** start of GIVEN ENTRIES **
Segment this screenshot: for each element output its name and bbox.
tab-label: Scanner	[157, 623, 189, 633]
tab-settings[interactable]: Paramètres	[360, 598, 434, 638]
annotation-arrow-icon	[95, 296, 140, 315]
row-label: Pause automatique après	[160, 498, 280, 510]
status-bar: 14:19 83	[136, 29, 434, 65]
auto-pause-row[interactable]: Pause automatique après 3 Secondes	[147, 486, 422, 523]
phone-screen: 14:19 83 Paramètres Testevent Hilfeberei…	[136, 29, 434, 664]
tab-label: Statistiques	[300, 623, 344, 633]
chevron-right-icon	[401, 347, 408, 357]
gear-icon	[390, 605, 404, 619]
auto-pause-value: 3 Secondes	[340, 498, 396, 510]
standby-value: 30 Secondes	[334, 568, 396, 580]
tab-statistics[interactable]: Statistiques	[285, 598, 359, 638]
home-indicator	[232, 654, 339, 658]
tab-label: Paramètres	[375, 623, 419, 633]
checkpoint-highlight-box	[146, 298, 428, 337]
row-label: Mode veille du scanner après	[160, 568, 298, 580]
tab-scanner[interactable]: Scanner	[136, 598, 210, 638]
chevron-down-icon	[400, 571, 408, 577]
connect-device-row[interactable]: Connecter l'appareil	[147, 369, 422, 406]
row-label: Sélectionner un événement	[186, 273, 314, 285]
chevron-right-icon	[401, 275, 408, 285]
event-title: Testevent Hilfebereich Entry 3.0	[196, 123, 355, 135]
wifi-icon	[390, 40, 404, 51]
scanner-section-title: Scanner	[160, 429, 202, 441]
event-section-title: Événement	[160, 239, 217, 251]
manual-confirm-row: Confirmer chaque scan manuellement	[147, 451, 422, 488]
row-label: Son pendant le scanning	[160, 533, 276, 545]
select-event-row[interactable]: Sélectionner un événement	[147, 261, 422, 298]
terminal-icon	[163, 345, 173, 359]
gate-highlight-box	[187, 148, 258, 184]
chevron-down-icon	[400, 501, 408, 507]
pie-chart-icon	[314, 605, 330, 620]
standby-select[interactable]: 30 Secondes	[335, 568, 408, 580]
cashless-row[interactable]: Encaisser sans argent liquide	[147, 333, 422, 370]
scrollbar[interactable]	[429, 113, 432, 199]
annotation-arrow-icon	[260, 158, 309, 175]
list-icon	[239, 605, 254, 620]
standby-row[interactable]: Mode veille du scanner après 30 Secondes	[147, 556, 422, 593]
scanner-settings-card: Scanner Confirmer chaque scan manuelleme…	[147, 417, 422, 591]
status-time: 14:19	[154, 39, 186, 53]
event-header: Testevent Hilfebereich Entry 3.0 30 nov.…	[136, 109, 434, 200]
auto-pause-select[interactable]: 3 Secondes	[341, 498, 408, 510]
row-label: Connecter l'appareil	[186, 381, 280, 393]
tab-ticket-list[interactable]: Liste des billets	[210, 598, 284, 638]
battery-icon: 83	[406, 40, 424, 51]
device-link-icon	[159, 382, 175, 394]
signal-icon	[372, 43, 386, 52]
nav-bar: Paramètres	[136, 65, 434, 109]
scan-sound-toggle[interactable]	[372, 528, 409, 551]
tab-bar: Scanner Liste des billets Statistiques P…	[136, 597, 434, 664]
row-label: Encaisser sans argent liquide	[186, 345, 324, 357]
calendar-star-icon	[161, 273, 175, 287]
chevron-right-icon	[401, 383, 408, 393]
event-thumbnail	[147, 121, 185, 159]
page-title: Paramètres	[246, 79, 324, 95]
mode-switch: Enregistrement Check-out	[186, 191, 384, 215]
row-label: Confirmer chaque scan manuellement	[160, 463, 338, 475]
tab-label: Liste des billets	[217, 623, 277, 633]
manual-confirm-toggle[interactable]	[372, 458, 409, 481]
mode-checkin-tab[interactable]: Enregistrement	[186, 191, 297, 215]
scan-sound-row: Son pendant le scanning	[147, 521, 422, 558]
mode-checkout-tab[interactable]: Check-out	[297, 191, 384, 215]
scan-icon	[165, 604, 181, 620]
** end of GIVEN ENTRIES **
> **TASK DESCRIPTION**
Copy out every line of the material above, word for word and in the same order.

> **ANSWER TO THIS PROBLEM**
Segment this screenshot: for each element output its name and bbox.
tab-label: Scanner	[157, 623, 189, 633]
tab-settings[interactable]: Paramètres	[360, 598, 434, 638]
annotation-arrow-icon	[95, 296, 140, 315]
row-label: Pause automatique après	[160, 498, 280, 510]
status-bar: 14:19 83	[136, 29, 434, 65]
auto-pause-row[interactable]: Pause automatique après 3 Secondes	[147, 486, 422, 523]
phone-screen: 14:19 83 Paramètres Testevent Hilfeberei…	[136, 29, 434, 664]
tab-label: Statistiques	[300, 623, 344, 633]
chevron-right-icon	[401, 347, 408, 357]
gear-icon	[390, 605, 404, 619]
auto-pause-value: 3 Secondes	[340, 498, 396, 510]
standby-value: 30 Secondes	[334, 568, 396, 580]
tab-statistics[interactable]: Statistiques	[285, 598, 359, 638]
home-indicator	[232, 654, 339, 658]
tab-label: Paramètres	[375, 623, 419, 633]
checkpoint-highlight-box	[146, 298, 428, 337]
row-label: Mode veille du scanner après	[160, 568, 298, 580]
tab-scanner[interactable]: Scanner	[136, 598, 210, 638]
chevron-down-icon	[400, 571, 408, 577]
connect-device-row[interactable]: Connecter l'appareil	[147, 369, 422, 406]
row-label: Sélectionner un événement	[186, 273, 314, 285]
chevron-right-icon	[401, 275, 408, 285]
event-title: Testevent Hilfebereich Entry 3.0	[196, 123, 355, 135]
wifi-icon	[390, 40, 404, 51]
scanner-section-title: Scanner	[160, 429, 202, 441]
event-section-title: Événement	[160, 239, 217, 251]
manual-confirm-row: Confirmer chaque scan manuellement	[147, 451, 422, 488]
row-label: Son pendant le scanning	[160, 533, 276, 545]
select-event-row[interactable]: Sélectionner un événement	[147, 261, 422, 298]
terminal-icon	[163, 345, 173, 359]
gate-highlight-box	[187, 148, 258, 184]
chevron-down-icon	[400, 501, 408, 507]
pie-chart-icon	[314, 605, 330, 620]
standby-select[interactable]: 30 Secondes	[335, 568, 408, 580]
cashless-row[interactable]: Encaisser sans argent liquide	[147, 333, 422, 370]
scrollbar[interactable]	[429, 113, 432, 199]
annotation-arrow-icon	[260, 158, 309, 175]
list-icon	[239, 605, 254, 620]
standby-row[interactable]: Mode veille du scanner après 30 Secondes	[147, 556, 422, 593]
scanner-settings-card: Scanner Confirmer chaque scan manuelleme…	[147, 417, 422, 591]
status-time: 14:19	[154, 39, 186, 53]
event-header: Testevent Hilfebereich Entry 3.0 30 nov.…	[136, 109, 434, 200]
auto-pause-select[interactable]: 3 Secondes	[341, 498, 408, 510]
row-label: Connecter l'appareil	[186, 381, 280, 393]
tab-ticket-list[interactable]: Liste des billets	[210, 598, 284, 638]
battery-icon: 83	[406, 40, 424, 51]
device-link-icon	[159, 382, 175, 394]
signal-icon	[372, 43, 386, 52]
nav-bar: Paramètres	[136, 65, 434, 109]
scan-sound-toggle[interactable]	[372, 528, 409, 551]
tab-bar: Scanner Liste des billets Statistiques P…	[136, 597, 434, 664]
row-label: Encaisser sans argent liquide	[186, 345, 324, 357]
calendar-star-icon	[161, 273, 175, 287]
chevron-right-icon	[401, 383, 408, 393]
event-thumbnail	[147, 121, 185, 159]
page-title: Paramètres	[246, 79, 324, 95]
mode-switch: Enregistrement Check-out	[186, 191, 384, 215]
row-label: Confirmer chaque scan manuellement	[160, 463, 338, 475]
tab-label: Liste des billets	[217, 623, 277, 633]
manual-confirm-toggle[interactable]	[372, 458, 409, 481]
mode-checkin-tab[interactable]: Enregistrement	[186, 191, 297, 215]
scan-sound-row: Son pendant le scanning	[147, 521, 422, 558]
mode-checkout-tab[interactable]: Check-out	[297, 191, 384, 215]
scan-icon	[165, 604, 181, 620]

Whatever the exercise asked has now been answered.